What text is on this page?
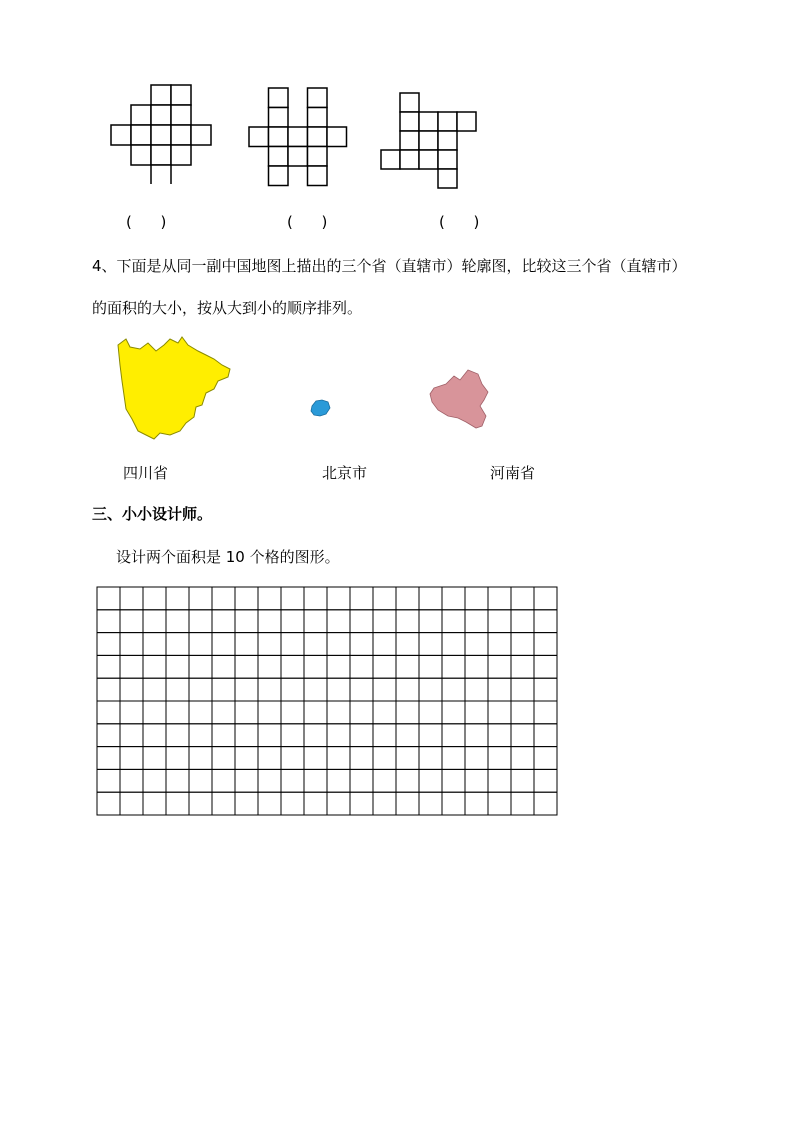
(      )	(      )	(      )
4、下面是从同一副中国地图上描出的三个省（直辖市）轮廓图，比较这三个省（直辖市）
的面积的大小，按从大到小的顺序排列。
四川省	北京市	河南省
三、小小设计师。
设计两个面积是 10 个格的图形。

+ + +

◆ **Short task**: Without the pictures, print the whole listing exactly as given.

◆ **Response**:
What text is on this page?
(      )	(      )	(      )
4、下面是从同一副中国地图上描出的三个省（直辖市）轮廓图，比较这三个省（直辖市）
的面积的大小，按从大到小的顺序排列。
四川省	北京市	河南省
三、小小设计师。
设计两个面积是 10 个格的图形。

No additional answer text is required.